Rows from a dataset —

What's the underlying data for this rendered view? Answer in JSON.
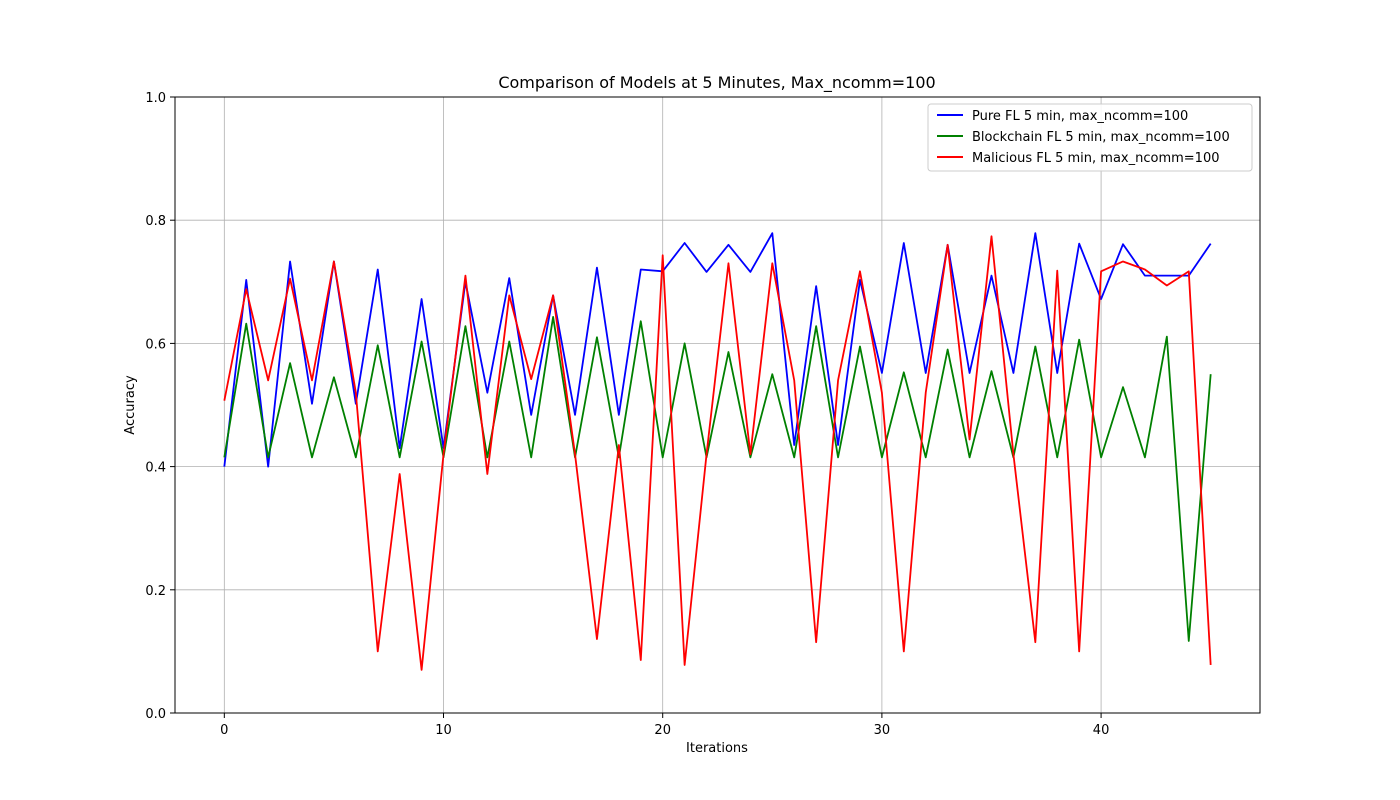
{
  "chart_data": {
    "type": "line",
    "title": "Comparison of Models at 5 Minutes, Max_ncomm=100",
    "xlabel": "Iterations",
    "ylabel": "Accuracy",
    "xlim": [
      -2.25,
      47.25
    ],
    "ylim": [
      0.0,
      1.0
    ],
    "xticks": [
      0,
      10,
      20,
      30,
      40
    ],
    "yticks": [
      0.0,
      0.2,
      0.4,
      0.6,
      0.8,
      1.0
    ],
    "grid": true,
    "legend_position": "top-right",
    "x": [
      0,
      1,
      2,
      3,
      4,
      5,
      6,
      7,
      8,
      9,
      10,
      11,
      12,
      13,
      14,
      15,
      16,
      17,
      18,
      19,
      20,
      21,
      22,
      23,
      24,
      25,
      26,
      27,
      28,
      29,
      30,
      31,
      32,
      33,
      34,
      35,
      36,
      37,
      38,
      39,
      40,
      41,
      42,
      43,
      44,
      45
    ],
    "series": [
      {
        "name": "Pure FL 5 min, max_ncomm=100",
        "color": "#0000ff",
        "values": [
          0.4,
          0.703,
          0.4,
          0.733,
          0.502,
          0.733,
          0.502,
          0.72,
          0.43,
          0.672,
          0.43,
          0.7,
          0.52,
          0.706,
          0.484,
          0.678,
          0.484,
          0.723,
          0.484,
          0.72,
          0.717,
          0.763,
          0.716,
          0.76,
          0.716,
          0.779,
          0.435,
          0.693,
          0.435,
          0.703,
          0.552,
          0.763,
          0.552,
          0.76,
          0.552,
          0.71,
          0.552,
          0.779,
          0.552,
          0.762,
          0.672,
          0.761,
          0.71,
          0.71,
          0.71,
          0.762
        ]
      },
      {
        "name": "Blockchain FL 5 min, max_ncomm=100",
        "color": "#008000",
        "values": [
          0.415,
          0.632,
          0.415,
          0.568,
          0.415,
          0.545,
          0.415,
          0.597,
          0.415,
          0.603,
          0.415,
          0.628,
          0.415,
          0.603,
          0.415,
          0.643,
          0.415,
          0.61,
          0.415,
          0.636,
          0.415,
          0.6,
          0.415,
          0.586,
          0.415,
          0.55,
          0.415,
          0.628,
          0.415,
          0.595,
          0.415,
          0.553,
          0.415,
          0.59,
          0.415,
          0.555,
          0.415,
          0.595,
          0.415,
          0.606,
          0.415,
          0.529,
          0.415,
          0.611,
          0.117,
          0.55
        ]
      },
      {
        "name": "Malicious FL 5 min, max_ncomm=100",
        "color": "#ff0000",
        "values": [
          0.507,
          0.688,
          0.54,
          0.705,
          0.54,
          0.733,
          0.52,
          0.1,
          0.388,
          0.07,
          0.42,
          0.71,
          0.388,
          0.678,
          0.542,
          0.678,
          0.42,
          0.12,
          0.435,
          0.086,
          0.743,
          0.078,
          0.42,
          0.73,
          0.42,
          0.73,
          0.54,
          0.115,
          0.54,
          0.717,
          0.52,
          0.1,
          0.52,
          0.76,
          0.444,
          0.774,
          0.42,
          0.115,
          0.718,
          0.1,
          0.717,
          0.733,
          0.72,
          0.694,
          0.717,
          0.078
        ]
      }
    ]
  }
}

Stated goal —
Return the listing above in full and without alteration, excluding its pictures.

Task answer —
What's the underlying data for this rendered view? Answer in JSON.
{
  "chart_data": {
    "type": "line",
    "title": "Comparison of Models at 5 Minutes, Max_ncomm=100",
    "xlabel": "Iterations",
    "ylabel": "Accuracy",
    "xlim": [
      -2.25,
      47.25
    ],
    "ylim": [
      0.0,
      1.0
    ],
    "xticks": [
      0,
      10,
      20,
      30,
      40
    ],
    "yticks": [
      0.0,
      0.2,
      0.4,
      0.6,
      0.8,
      1.0
    ],
    "grid": true,
    "legend_position": "top-right",
    "x": [
      0,
      1,
      2,
      3,
      4,
      5,
      6,
      7,
      8,
      9,
      10,
      11,
      12,
      13,
      14,
      15,
      16,
      17,
      18,
      19,
      20,
      21,
      22,
      23,
      24,
      25,
      26,
      27,
      28,
      29,
      30,
      31,
      32,
      33,
      34,
      35,
      36,
      37,
      38,
      39,
      40,
      41,
      42,
      43,
      44,
      45
    ],
    "series": [
      {
        "name": "Pure FL 5 min, max_ncomm=100",
        "color": "#0000ff",
        "values": [
          0.4,
          0.703,
          0.4,
          0.733,
          0.502,
          0.733,
          0.502,
          0.72,
          0.43,
          0.672,
          0.43,
          0.7,
          0.52,
          0.706,
          0.484,
          0.678,
          0.484,
          0.723,
          0.484,
          0.72,
          0.717,
          0.763,
          0.716,
          0.76,
          0.716,
          0.779,
          0.435,
          0.693,
          0.435,
          0.703,
          0.552,
          0.763,
          0.552,
          0.76,
          0.552,
          0.71,
          0.552,
          0.779,
          0.552,
          0.762,
          0.672,
          0.761,
          0.71,
          0.71,
          0.71,
          0.762
        ]
      },
      {
        "name": "Blockchain FL 5 min, max_ncomm=100",
        "color": "#008000",
        "values": [
          0.415,
          0.632,
          0.415,
          0.568,
          0.415,
          0.545,
          0.415,
          0.597,
          0.415,
          0.603,
          0.415,
          0.628,
          0.415,
          0.603,
          0.415,
          0.643,
          0.415,
          0.61,
          0.415,
          0.636,
          0.415,
          0.6,
          0.415,
          0.586,
          0.415,
          0.55,
          0.415,
          0.628,
          0.415,
          0.595,
          0.415,
          0.553,
          0.415,
          0.59,
          0.415,
          0.555,
          0.415,
          0.595,
          0.415,
          0.606,
          0.415,
          0.529,
          0.415,
          0.611,
          0.117,
          0.55
        ]
      },
      {
        "name": "Malicious FL 5 min, max_ncomm=100",
        "color": "#ff0000",
        "values": [
          0.507,
          0.688,
          0.54,
          0.705,
          0.54,
          0.733,
          0.52,
          0.1,
          0.388,
          0.07,
          0.42,
          0.71,
          0.388,
          0.678,
          0.542,
          0.678,
          0.42,
          0.12,
          0.435,
          0.086,
          0.743,
          0.078,
          0.42,
          0.73,
          0.42,
          0.73,
          0.54,
          0.115,
          0.54,
          0.717,
          0.52,
          0.1,
          0.52,
          0.76,
          0.444,
          0.774,
          0.42,
          0.115,
          0.718,
          0.1,
          0.717,
          0.733,
          0.72,
          0.694,
          0.717,
          0.078
        ]
      }
    ]
  }
}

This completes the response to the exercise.